Short problem:
Take every line where the string "Wingdings" appears and copy it.

— start of Stored records —

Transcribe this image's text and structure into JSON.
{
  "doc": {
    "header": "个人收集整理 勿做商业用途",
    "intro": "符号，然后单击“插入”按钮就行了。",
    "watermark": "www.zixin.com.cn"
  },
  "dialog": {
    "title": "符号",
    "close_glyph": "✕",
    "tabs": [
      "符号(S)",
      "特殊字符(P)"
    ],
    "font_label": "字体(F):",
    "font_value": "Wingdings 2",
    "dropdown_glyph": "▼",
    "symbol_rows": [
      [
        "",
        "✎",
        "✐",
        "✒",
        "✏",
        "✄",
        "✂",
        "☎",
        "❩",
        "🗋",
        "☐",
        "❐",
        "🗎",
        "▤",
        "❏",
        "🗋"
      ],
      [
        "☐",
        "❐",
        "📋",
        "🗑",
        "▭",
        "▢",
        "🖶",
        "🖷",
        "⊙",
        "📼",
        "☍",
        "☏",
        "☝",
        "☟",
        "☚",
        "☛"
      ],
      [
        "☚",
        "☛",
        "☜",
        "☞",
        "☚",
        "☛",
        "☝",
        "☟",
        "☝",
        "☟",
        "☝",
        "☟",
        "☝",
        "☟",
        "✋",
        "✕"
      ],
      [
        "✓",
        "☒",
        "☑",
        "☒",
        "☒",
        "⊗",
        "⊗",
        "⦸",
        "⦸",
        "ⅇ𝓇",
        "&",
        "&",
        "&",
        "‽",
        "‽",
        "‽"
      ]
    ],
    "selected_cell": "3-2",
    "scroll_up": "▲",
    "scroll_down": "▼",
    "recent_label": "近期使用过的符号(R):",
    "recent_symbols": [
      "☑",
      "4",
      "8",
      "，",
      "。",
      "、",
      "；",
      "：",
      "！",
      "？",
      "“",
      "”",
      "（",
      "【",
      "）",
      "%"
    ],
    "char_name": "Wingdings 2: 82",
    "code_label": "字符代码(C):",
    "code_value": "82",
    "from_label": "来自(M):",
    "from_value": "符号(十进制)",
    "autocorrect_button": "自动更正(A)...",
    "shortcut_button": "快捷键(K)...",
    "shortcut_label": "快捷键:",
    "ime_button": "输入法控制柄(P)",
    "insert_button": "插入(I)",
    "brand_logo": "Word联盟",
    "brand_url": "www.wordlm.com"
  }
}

— end of Stored records —

Final answer:
    "font_value": "Wingdings 2",
    "char_name": "Wingdings 2: 82",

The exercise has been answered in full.